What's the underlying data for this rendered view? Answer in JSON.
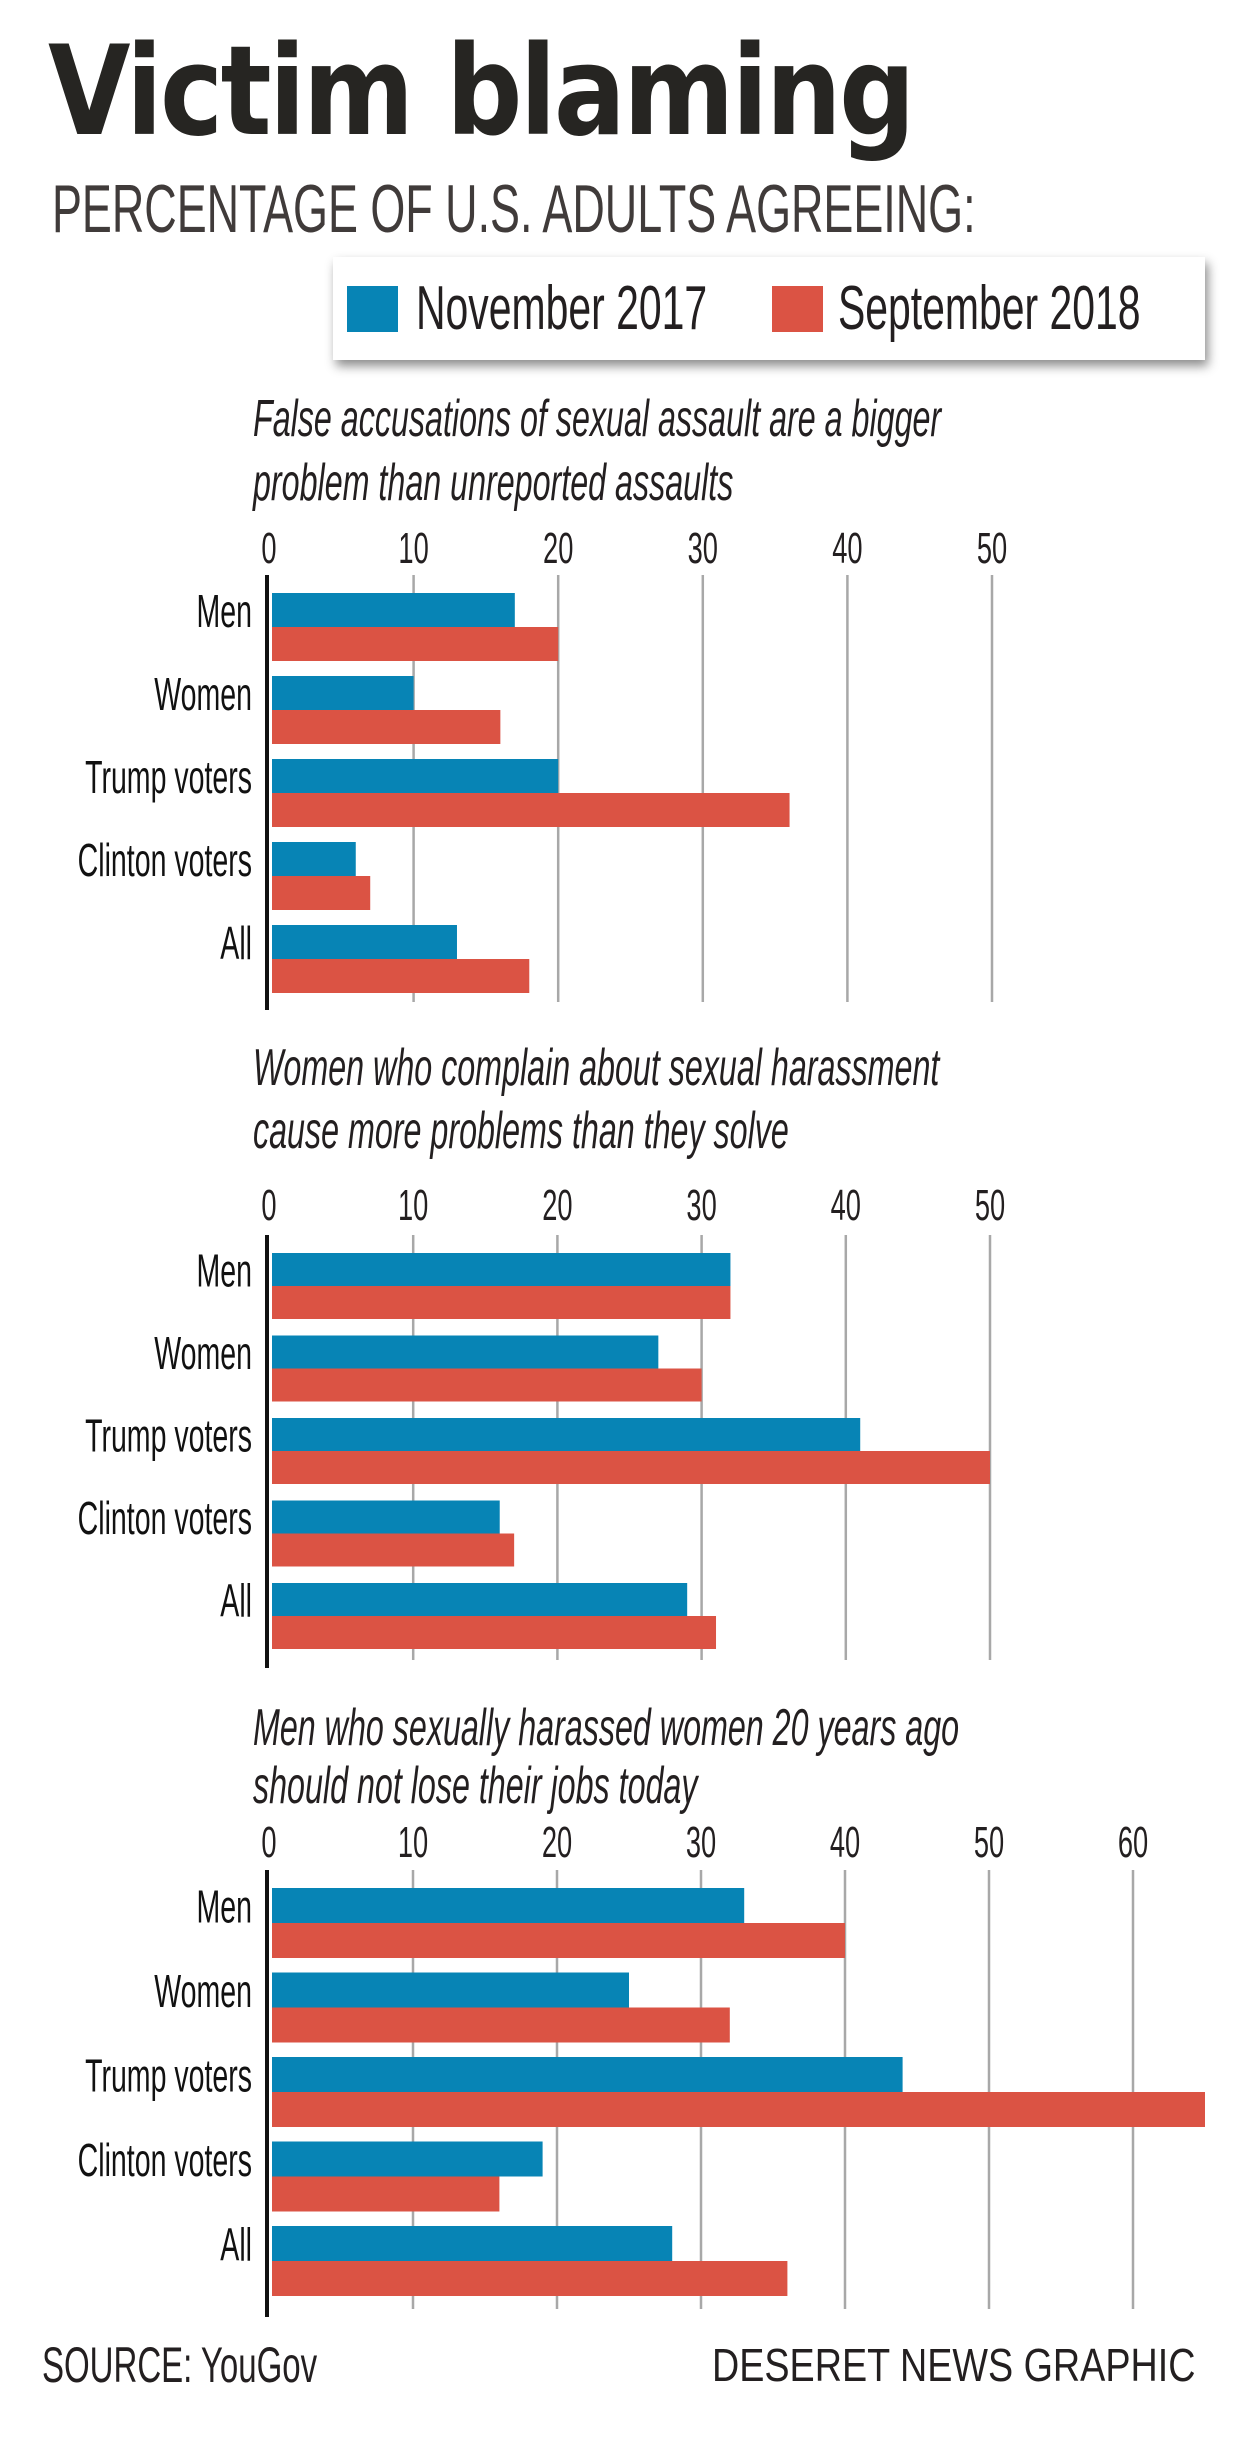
{
  "header": {
    "title": "Victim blaming",
    "subtitle": "PERCENTAGE OF U.S. ADULTS AGREEING:"
  },
  "legend": {
    "items": [
      {
        "label": "November 2017",
        "color": "#0784b5"
      },
      {
        "label": "September 2018",
        "color": "#db5344"
      }
    ]
  },
  "chart_data": [
    {
      "type": "bar",
      "orientation": "horizontal",
      "title_lines": [
        "False accusations of sexual assault are a bigger",
        "problem than unreported assaults"
      ],
      "title": "False accusations of sexual assault are a bigger problem than unreported assaults",
      "xlabel": "",
      "ylabel": "",
      "categories": [
        "Men",
        "Women",
        "Trump voters",
        "Clinton voters",
        "All"
      ],
      "xticks": [
        0,
        10,
        20,
        30,
        40,
        50
      ],
      "xlim": [
        0,
        50
      ],
      "grid": true,
      "legend": "top-right",
      "series": [
        {
          "name": "November 2017",
          "color": "#0784b5",
          "values": [
            17,
            10,
            20,
            6,
            13
          ]
        },
        {
          "name": "September 2018",
          "color": "#db5344",
          "values": [
            20,
            16,
            36,
            7,
            18
          ]
        }
      ]
    },
    {
      "type": "bar",
      "orientation": "horizontal",
      "title_lines": [
        "Women who complain about sexual harassment",
        "cause more problems than they solve"
      ],
      "title": "Women who complain about sexual harassment cause more problems than they solve",
      "xlabel": "",
      "ylabel": "",
      "categories": [
        "Men",
        "Women",
        "Trump voters",
        "Clinton voters",
        "All"
      ],
      "xticks": [
        0,
        10,
        20,
        30,
        40,
        50
      ],
      "xlim": [
        0,
        50
      ],
      "grid": true,
      "legend": "top-right",
      "series": [
        {
          "name": "November 2017",
          "color": "#0784b5",
          "values": [
            32,
            27,
            41,
            16,
            29
          ]
        },
        {
          "name": "September 2018",
          "color": "#db5344",
          "values": [
            32,
            30,
            50,
            17,
            31
          ]
        }
      ]
    },
    {
      "type": "bar",
      "orientation": "horizontal",
      "title_lines": [
        "Men who sexually harassed women 20 years ago",
        "should not lose their jobs today"
      ],
      "title": "Men who sexually harassed women 20 years ago should not lose their jobs today",
      "xlabel": "",
      "ylabel": "",
      "categories": [
        "Men",
        "Women",
        "Trump voters",
        "Clinton voters",
        "All"
      ],
      "xticks": [
        0,
        10,
        20,
        30,
        40,
        50,
        60
      ],
      "xlim": [
        0,
        65
      ],
      "grid": true,
      "legend": "top-right",
      "series": [
        {
          "name": "November 2017",
          "color": "#0784b5",
          "values": [
            33,
            25,
            44,
            19,
            28
          ]
        },
        {
          "name": "September 2018",
          "color": "#db5344",
          "values": [
            40,
            32,
            65,
            16,
            36
          ]
        }
      ]
    }
  ],
  "footer": {
    "source": "SOURCE: YouGov",
    "credit": "DESERET NEWS GRAPHIC"
  },
  "style": {
    "gridline_color": "#a8a8a8",
    "axis_color": "#111111"
  }
}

**Direction**
Return all the lines that contain the string "harassment".

**Task answer**
        "Women who complain about sexual harassment",
      "title": "Women who complain about sexual harassment cause more problems than they solve",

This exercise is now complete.